## BEGIN Data rows

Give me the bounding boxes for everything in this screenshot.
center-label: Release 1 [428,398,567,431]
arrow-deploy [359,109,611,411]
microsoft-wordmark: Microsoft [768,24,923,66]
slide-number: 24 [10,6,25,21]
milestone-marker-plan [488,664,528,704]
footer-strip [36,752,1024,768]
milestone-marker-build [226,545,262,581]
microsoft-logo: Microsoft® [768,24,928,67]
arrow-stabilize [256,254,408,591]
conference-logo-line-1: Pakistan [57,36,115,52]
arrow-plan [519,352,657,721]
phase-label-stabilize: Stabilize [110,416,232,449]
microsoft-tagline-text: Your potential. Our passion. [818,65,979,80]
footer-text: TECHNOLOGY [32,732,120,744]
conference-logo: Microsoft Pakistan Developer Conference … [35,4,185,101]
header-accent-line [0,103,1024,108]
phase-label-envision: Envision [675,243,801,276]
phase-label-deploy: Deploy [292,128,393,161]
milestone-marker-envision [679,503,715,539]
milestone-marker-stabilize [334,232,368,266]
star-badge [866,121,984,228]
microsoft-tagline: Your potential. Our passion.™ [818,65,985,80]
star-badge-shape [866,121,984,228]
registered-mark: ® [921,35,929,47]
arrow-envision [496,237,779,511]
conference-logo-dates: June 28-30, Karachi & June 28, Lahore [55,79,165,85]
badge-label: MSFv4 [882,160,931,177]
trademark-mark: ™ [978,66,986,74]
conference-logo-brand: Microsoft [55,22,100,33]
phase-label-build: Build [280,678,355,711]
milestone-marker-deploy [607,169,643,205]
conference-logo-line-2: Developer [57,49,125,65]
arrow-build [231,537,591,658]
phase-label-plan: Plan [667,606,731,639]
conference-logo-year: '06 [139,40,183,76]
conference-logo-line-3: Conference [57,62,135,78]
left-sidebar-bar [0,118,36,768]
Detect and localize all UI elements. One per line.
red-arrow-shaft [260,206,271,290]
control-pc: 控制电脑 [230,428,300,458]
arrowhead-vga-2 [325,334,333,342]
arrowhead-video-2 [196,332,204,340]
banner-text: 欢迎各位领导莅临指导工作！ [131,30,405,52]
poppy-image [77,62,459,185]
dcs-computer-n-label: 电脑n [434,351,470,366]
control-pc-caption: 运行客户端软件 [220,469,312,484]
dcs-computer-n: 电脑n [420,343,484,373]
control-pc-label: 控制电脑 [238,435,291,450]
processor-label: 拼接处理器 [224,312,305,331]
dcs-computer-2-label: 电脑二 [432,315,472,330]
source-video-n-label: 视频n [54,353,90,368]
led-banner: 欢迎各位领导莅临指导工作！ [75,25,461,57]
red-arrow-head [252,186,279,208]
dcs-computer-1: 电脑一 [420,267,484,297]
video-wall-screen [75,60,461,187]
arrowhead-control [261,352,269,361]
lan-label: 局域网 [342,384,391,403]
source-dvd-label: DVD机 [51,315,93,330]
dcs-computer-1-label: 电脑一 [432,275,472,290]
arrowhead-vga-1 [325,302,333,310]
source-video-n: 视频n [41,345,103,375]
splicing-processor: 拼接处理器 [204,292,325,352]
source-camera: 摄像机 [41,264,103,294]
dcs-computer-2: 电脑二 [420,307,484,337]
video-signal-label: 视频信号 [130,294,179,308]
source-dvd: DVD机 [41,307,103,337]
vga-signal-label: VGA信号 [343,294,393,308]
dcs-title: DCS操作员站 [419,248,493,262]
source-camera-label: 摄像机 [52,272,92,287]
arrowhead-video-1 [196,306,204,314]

## END Data rows

> _Required work_
List every line of the records above that contains the string "banner".

> _Worked answer_
banner-text: 欢迎各位领导莅临指导工作！ [131,30,405,52]
led-banner: 欢迎各位领导莅临指导工作！ [75,25,461,57]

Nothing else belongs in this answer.